Kutipan Teks -
Minggu, 01 Mei 2011

Gita Citra (Cita) dari Istana

Kompas Rabu, 25 Agustus 2010 | 03:34 WIB

EFFENDI GAZALI
Semua pemimpin dunia yang terpilih secara langsung pasti melalui pencitraan. Waktu memerintah, mereka pasti pula memainkan pencitraan. Ketika ”mencurahkan hati” pun (seperti saat Presiden Susilo Bambang Yudhoyono menyatakan, banyak pihak menyerang, mendiskreditkan, dan menyalahkannya, Kompas, 23/8), bisa- bisa dianggap bagian dari pencitraan.
Dalam posisi seperti itu, tidak semua pemimpin memiliki daya pegas sama. Itu tentu juga hak asasi masing-masingnya. Bisa juga merupakan bawaan genotipe atau fenotipe (pengalaman, kebiasaan, pengaruh lingkungan). Mereka yang banyak menekuni bidang seni, seperti mencipta puisi atau lagu, barangkali lebih perasa dibandingkan pemilik kegemaran lain.

Cuplikan Data -
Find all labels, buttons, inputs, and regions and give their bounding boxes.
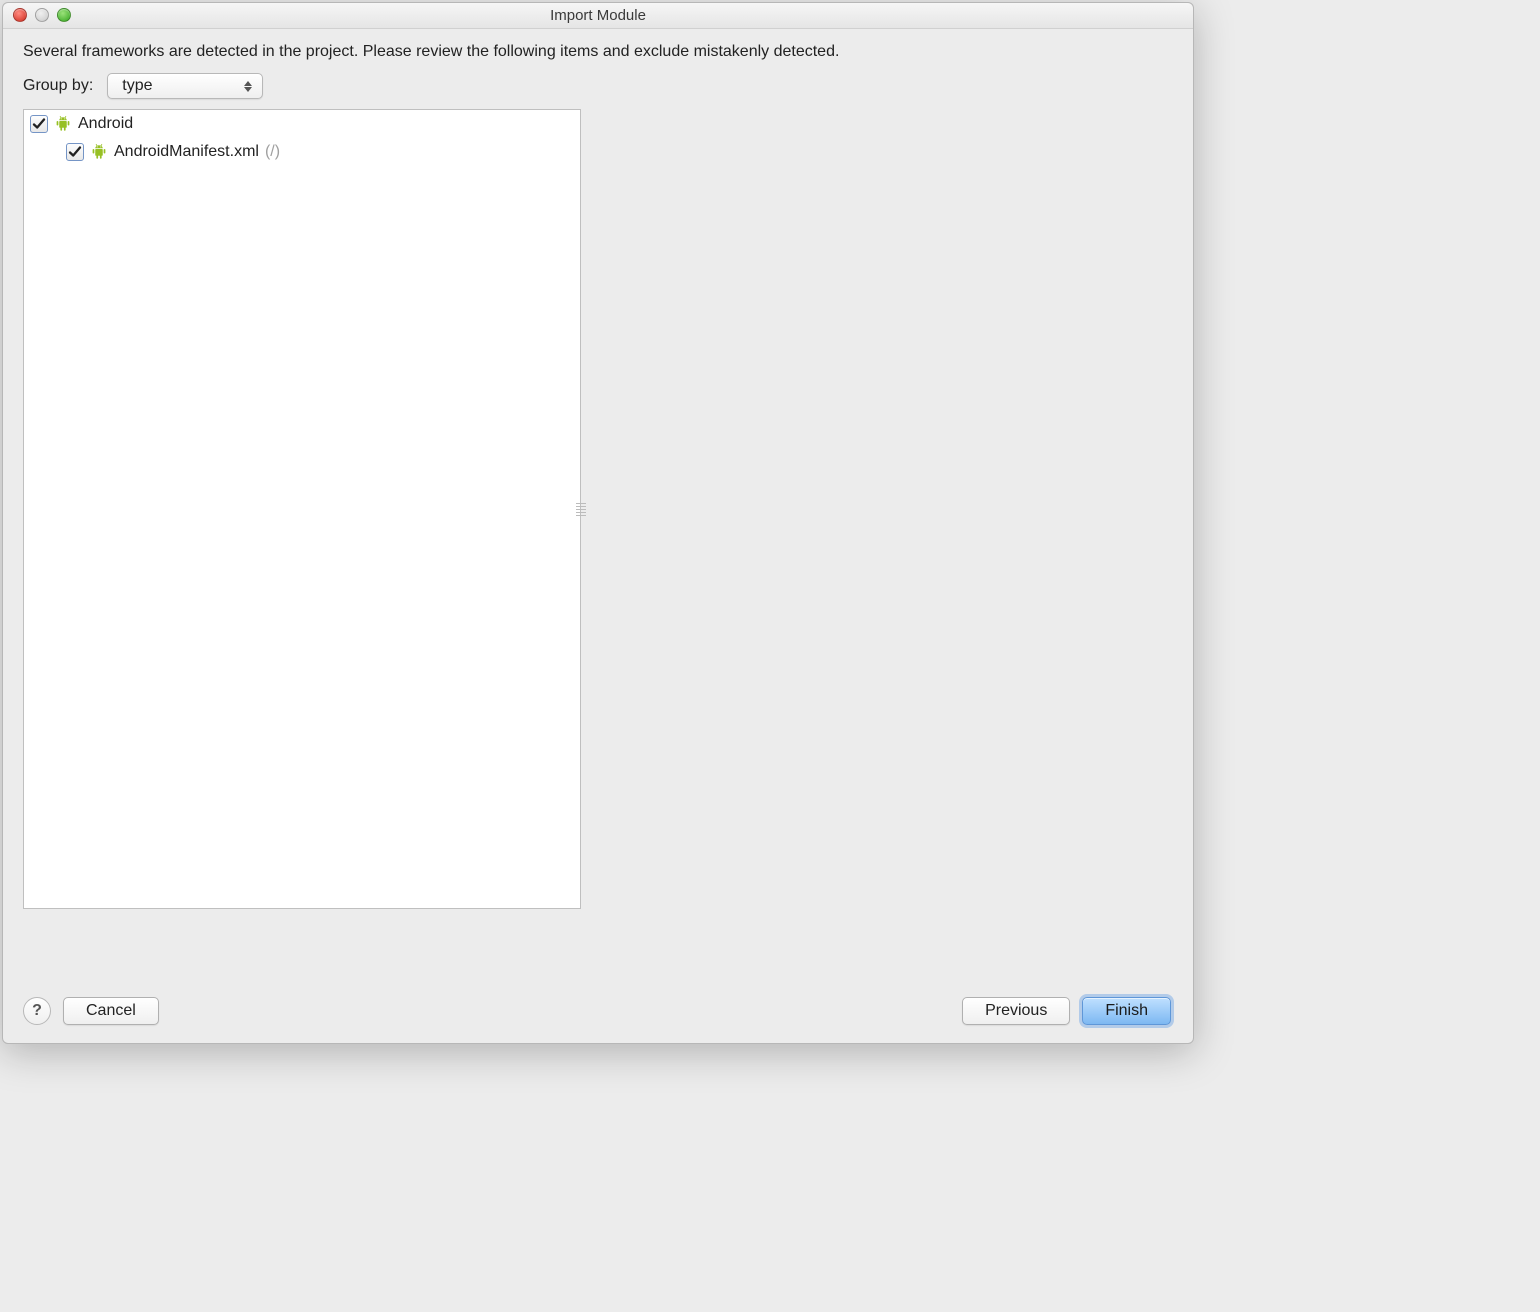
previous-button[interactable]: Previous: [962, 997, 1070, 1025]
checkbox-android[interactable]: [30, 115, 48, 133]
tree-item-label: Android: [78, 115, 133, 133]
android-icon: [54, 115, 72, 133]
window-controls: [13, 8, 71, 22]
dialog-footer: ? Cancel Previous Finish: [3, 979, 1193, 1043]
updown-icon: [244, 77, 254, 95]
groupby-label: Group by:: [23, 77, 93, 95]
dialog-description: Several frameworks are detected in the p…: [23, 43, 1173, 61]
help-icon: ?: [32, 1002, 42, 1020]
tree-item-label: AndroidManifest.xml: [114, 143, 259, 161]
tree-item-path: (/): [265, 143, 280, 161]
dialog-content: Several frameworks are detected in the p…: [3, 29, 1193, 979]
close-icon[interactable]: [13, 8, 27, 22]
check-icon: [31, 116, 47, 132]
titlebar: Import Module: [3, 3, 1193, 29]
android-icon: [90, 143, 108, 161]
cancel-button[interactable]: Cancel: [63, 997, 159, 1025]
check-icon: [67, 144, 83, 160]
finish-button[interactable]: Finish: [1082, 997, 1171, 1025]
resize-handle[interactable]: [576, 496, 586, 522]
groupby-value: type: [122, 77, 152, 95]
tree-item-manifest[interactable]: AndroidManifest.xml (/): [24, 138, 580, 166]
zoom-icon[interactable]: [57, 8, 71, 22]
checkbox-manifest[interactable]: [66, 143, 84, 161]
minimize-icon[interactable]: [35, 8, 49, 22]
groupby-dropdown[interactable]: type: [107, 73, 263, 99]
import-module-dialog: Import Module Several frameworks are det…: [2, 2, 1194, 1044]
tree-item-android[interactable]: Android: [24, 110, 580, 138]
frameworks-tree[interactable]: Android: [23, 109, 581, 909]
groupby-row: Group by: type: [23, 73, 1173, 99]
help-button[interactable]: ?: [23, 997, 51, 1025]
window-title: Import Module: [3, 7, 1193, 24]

Tugas Singkat 1 -
Jawablah pertanyaan berikut berdasarkan kutipan teks.
(a) Di surat kabar apa dan pada hari serta tanggal berapa tulisan itu dimuat?
(b) Menurut kalimat pembuka tulisan, apa yang pasti dilalui semua pemimpin dunia yang terpilih secara langsung?
(c) Apa saja yang disebut dalam tanda kurung sebagai penjelasan fenotipe?
Tugas Singkat 2 - Tuliskan kembali dengan tepat bagian kutipan teks yang dibuka dengan kata-kata yang memuat "EFFENDI GAZALI" dan ditutup dengan "bagian dari pencitraan.".

Jawaban Benar 1 -
(a) Kompas, Rabu, 25 Agustus 2010.
(b) Pencitraan.
(c) Pengalaman, kebiasaan, dan pengaruh lingkungan.

Jawaban Benar 2 -
EFFENDI GAZALI
Semua pemimpin dunia yang terpilih secara langsung pasti melalui pencitraan. Waktu memerintah, mereka pasti pula memainkan pencitraan. Ketika ”mencurahkan hati” pun (seperti saat Presiden Susilo Bambang Yudhoyono menyatakan, banyak pihak menyerang, mendiskreditkan, dan menyalahkannya, Kompas, 23/8), bisa- bisa dianggap bagian dari pencitraan.